Stored entries:
--------------------
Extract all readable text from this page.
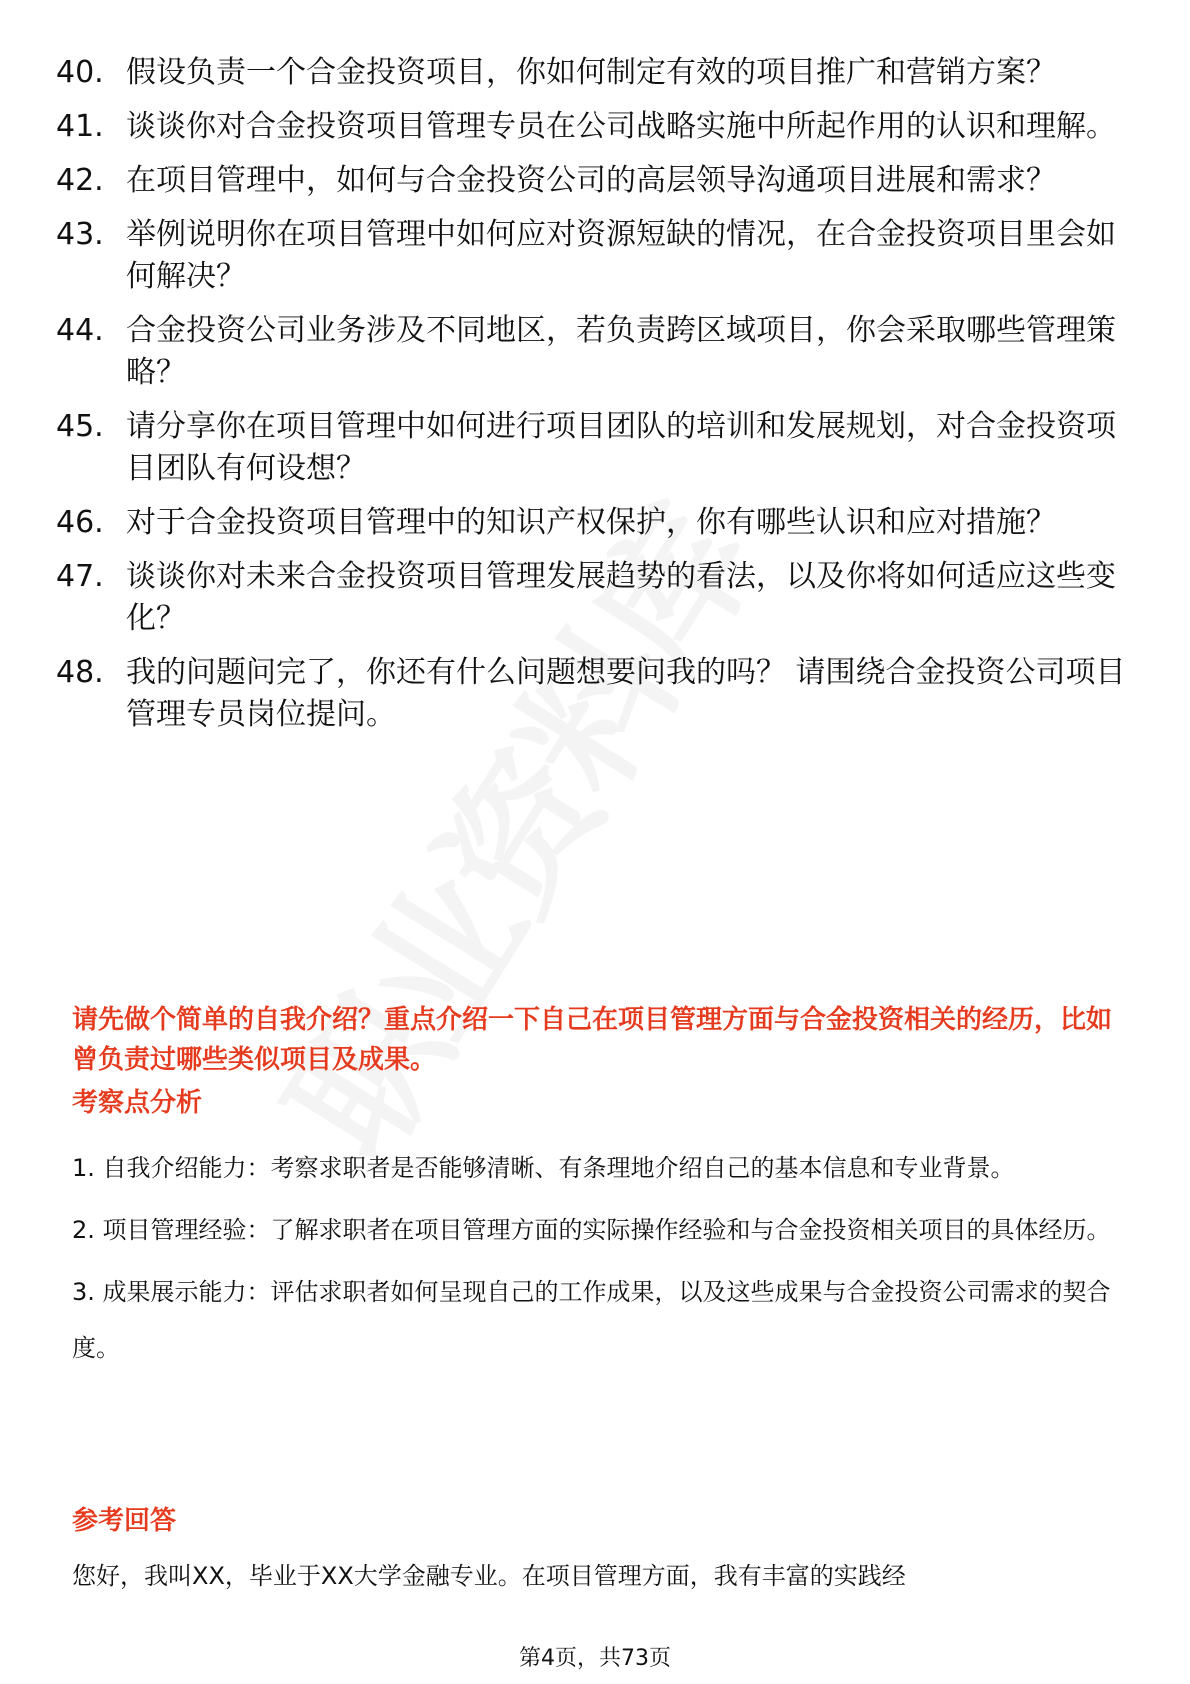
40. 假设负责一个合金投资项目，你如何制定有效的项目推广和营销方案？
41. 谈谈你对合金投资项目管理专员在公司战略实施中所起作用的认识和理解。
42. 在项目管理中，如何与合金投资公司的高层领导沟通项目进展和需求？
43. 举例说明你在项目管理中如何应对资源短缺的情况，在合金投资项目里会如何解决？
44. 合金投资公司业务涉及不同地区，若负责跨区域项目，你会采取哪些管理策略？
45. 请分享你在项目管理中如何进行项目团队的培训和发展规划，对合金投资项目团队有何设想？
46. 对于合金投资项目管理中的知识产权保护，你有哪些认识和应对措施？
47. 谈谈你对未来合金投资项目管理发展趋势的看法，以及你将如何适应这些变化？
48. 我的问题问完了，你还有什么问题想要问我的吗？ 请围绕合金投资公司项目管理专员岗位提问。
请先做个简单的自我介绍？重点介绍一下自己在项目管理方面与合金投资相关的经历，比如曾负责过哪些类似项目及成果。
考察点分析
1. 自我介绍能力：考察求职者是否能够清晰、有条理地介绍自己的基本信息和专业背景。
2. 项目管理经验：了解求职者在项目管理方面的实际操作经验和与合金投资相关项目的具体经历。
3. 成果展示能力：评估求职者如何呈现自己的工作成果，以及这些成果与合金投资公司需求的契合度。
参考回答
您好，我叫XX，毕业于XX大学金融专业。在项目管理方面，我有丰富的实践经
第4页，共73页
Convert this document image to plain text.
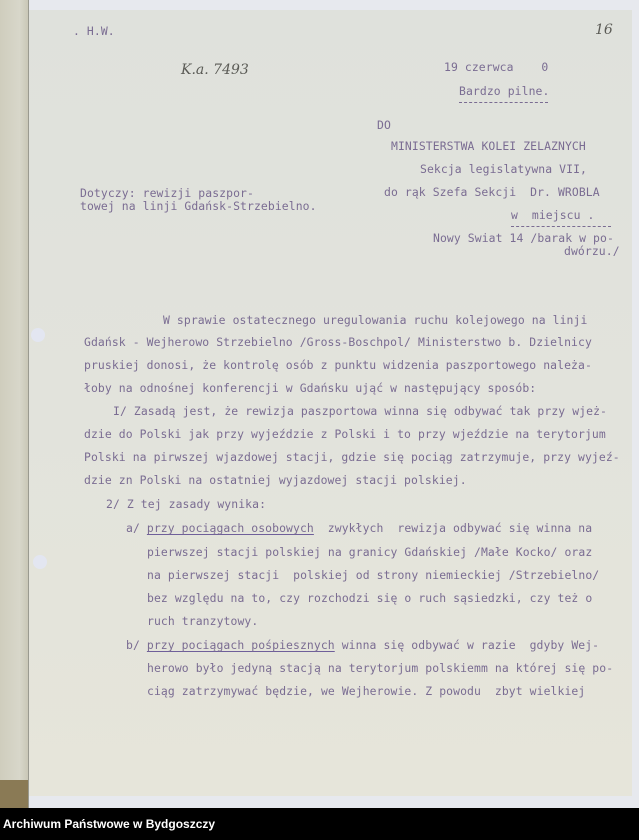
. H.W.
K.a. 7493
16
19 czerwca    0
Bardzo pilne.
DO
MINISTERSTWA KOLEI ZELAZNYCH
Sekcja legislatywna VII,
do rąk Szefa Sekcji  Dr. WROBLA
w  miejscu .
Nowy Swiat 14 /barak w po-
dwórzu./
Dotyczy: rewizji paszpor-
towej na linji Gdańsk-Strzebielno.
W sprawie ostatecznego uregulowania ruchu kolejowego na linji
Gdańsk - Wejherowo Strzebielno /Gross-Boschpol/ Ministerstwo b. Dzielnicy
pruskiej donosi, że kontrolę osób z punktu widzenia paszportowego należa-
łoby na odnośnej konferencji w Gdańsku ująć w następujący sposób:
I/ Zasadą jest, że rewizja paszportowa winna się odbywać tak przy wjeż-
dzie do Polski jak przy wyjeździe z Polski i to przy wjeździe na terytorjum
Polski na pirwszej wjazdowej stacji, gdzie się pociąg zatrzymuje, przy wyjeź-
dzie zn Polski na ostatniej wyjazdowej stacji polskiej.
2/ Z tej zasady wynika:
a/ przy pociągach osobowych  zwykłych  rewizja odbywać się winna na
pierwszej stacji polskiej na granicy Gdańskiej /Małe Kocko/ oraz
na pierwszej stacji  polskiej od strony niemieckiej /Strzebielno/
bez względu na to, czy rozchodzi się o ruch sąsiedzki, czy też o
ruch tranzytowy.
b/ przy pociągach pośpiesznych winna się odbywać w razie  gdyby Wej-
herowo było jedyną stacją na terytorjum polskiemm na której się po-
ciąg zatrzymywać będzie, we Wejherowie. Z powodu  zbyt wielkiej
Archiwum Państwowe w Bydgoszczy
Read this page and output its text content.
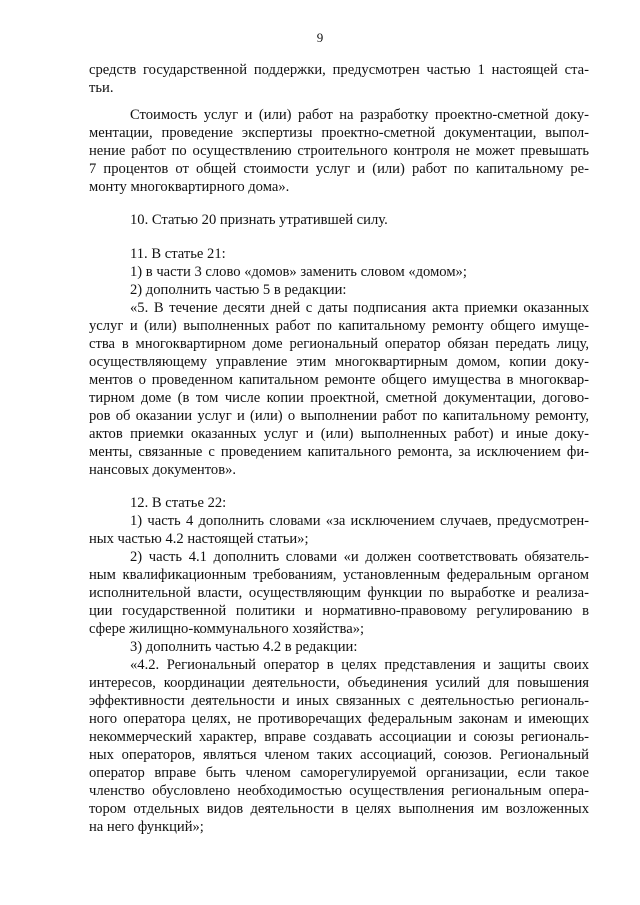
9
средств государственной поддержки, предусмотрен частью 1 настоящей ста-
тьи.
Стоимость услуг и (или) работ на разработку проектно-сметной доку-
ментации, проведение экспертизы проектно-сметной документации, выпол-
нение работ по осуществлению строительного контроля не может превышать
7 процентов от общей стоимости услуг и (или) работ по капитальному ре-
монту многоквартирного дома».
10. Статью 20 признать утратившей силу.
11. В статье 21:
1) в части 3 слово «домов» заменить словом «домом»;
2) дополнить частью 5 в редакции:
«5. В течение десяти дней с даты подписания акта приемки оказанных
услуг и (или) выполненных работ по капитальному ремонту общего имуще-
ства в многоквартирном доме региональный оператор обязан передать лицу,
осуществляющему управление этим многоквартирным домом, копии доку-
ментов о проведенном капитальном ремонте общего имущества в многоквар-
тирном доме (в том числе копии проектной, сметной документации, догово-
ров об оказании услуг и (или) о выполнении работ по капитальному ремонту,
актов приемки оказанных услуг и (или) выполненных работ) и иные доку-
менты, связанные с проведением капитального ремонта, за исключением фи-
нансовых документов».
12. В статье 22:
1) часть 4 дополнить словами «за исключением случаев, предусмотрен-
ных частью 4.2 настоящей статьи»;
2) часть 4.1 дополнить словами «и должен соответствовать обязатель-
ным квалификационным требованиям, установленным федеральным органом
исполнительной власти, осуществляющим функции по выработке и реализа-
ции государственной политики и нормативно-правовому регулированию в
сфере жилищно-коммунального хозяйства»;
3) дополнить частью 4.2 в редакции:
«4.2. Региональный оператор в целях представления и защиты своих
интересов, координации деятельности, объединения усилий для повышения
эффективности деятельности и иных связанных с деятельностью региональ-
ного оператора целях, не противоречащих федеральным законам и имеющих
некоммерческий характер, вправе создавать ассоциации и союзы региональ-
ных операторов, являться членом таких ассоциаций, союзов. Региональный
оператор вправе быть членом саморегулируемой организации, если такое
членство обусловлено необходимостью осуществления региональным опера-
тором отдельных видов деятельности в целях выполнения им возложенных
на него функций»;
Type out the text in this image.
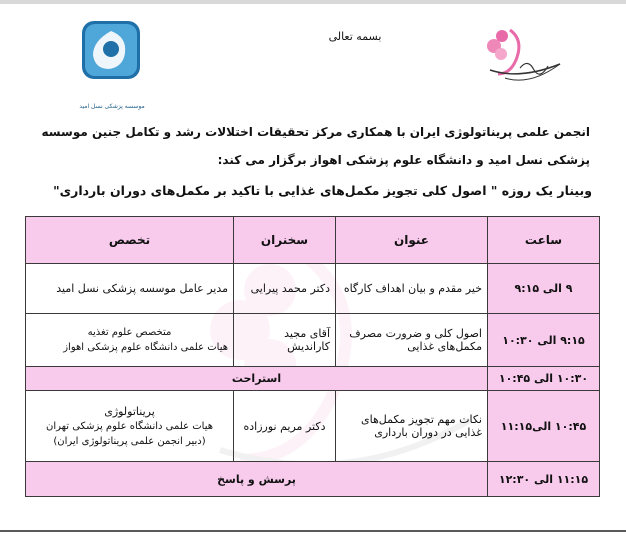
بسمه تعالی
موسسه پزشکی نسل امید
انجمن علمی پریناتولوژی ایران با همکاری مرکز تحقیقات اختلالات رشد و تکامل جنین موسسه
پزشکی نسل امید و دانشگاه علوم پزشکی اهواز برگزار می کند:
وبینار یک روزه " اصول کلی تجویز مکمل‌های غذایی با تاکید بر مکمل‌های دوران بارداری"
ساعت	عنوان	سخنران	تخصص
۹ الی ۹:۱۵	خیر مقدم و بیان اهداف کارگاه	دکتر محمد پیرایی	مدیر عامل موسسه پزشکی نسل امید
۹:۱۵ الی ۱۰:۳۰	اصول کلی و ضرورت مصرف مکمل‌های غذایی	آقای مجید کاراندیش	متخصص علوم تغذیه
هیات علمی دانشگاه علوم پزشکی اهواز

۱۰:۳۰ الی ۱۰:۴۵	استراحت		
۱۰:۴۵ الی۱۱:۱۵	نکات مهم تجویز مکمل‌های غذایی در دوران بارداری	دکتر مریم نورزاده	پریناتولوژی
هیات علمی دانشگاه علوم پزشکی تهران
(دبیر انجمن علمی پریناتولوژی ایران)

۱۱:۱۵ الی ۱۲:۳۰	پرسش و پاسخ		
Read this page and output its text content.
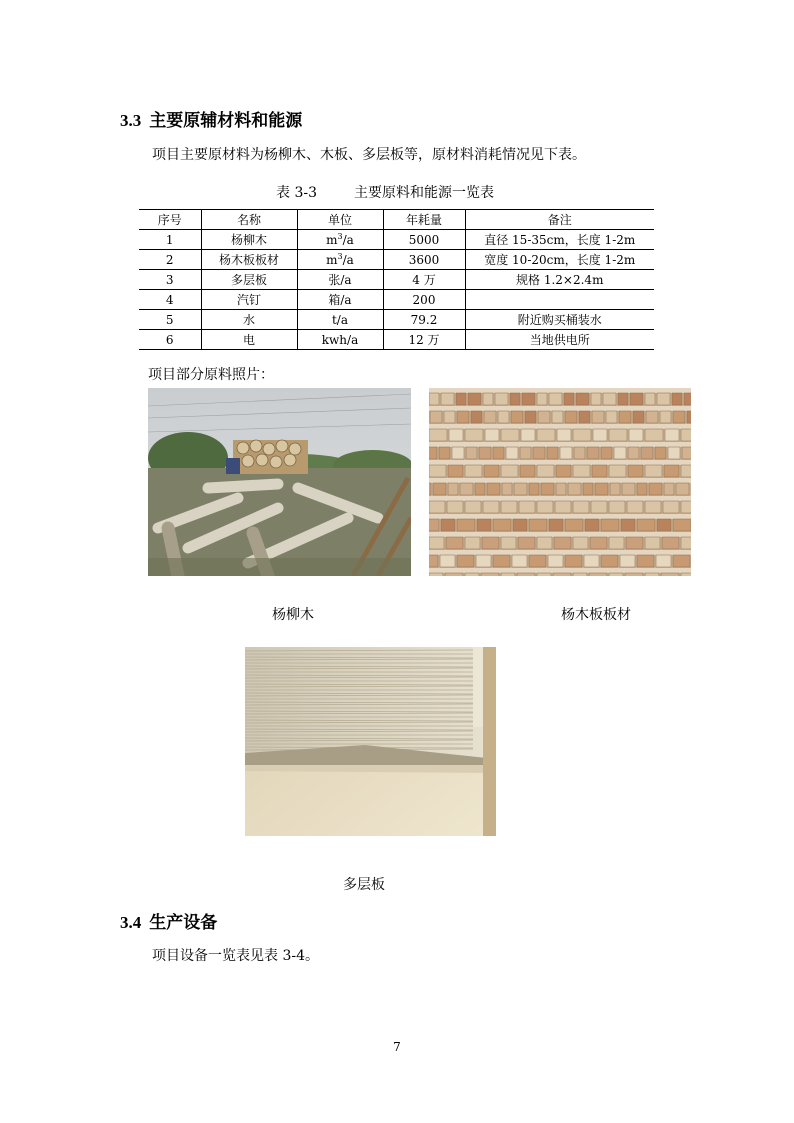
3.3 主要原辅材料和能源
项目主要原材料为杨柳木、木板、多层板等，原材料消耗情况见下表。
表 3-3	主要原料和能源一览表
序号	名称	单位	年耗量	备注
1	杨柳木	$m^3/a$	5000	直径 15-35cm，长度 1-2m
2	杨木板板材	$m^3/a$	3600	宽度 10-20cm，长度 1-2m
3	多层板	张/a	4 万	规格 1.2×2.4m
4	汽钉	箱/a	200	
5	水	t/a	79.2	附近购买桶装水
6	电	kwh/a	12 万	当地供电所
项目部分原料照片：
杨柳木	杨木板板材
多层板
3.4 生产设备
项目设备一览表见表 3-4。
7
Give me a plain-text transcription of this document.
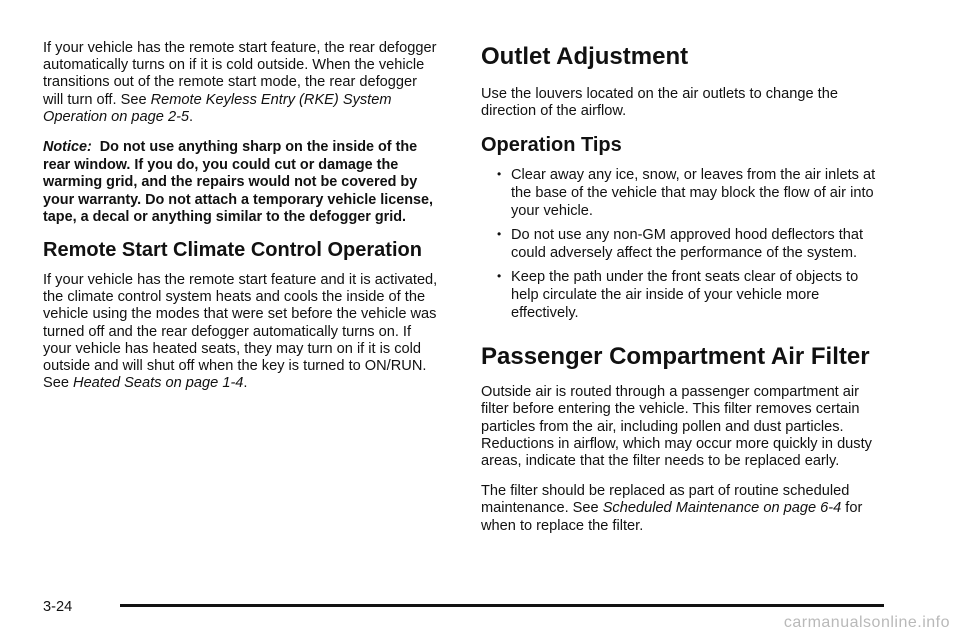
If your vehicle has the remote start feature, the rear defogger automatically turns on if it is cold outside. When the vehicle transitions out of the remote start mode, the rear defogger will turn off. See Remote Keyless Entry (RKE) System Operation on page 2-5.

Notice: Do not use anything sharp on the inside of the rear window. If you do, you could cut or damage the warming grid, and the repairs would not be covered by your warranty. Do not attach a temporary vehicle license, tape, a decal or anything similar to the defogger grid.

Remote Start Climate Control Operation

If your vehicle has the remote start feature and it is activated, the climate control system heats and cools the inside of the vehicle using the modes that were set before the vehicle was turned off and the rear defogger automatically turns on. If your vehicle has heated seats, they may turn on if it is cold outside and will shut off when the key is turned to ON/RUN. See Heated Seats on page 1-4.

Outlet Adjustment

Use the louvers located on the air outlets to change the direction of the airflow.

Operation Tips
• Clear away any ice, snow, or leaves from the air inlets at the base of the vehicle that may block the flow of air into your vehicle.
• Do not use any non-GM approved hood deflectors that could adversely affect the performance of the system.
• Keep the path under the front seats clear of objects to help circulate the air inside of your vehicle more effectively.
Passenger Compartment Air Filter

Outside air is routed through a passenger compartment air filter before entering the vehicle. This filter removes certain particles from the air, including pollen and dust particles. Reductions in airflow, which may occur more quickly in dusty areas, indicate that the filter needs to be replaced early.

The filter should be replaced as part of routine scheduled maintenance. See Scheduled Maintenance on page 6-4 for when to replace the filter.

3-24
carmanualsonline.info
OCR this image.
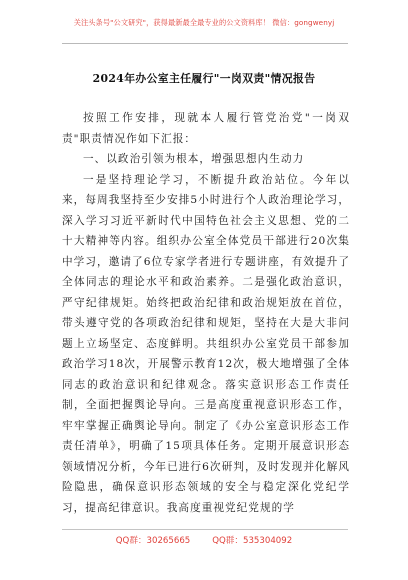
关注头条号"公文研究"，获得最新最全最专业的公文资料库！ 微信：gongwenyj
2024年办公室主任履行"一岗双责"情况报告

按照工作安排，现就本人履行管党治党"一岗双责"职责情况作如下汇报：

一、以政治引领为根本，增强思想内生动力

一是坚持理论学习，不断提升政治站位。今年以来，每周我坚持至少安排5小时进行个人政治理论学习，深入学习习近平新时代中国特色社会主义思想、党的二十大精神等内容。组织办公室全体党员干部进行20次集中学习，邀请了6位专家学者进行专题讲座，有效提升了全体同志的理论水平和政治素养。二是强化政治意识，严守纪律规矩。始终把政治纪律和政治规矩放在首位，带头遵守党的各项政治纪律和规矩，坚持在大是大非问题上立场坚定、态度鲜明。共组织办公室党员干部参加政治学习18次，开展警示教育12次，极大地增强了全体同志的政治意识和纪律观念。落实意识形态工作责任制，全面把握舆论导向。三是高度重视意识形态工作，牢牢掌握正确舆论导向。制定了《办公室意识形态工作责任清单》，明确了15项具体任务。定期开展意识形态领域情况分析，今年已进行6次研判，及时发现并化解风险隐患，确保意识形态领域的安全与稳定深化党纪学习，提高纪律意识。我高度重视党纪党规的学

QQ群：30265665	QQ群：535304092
--------------------
Problem:
Each line in the listing above that contains "مکمل" should be copied.

Answer to this task:
وبینار یک روزه " اصول کلی تجویز مکمل‌های غذایی با تاکید بر مکمل‌های دوران بارداری"
۹:۱۵ الی ۱۰:۳۰	اصول کلی و ضرورت مصرف مکمل‌های غذایی	آقای مجید کاراندیش	متخصص علوم تغذیه
۱۰:۴۵ الی۱۱:۱۵	نکات مهم تجویز مکمل‌های غذایی در دوران بارداری	دکتر مریم نورزاده	پریناتولوژی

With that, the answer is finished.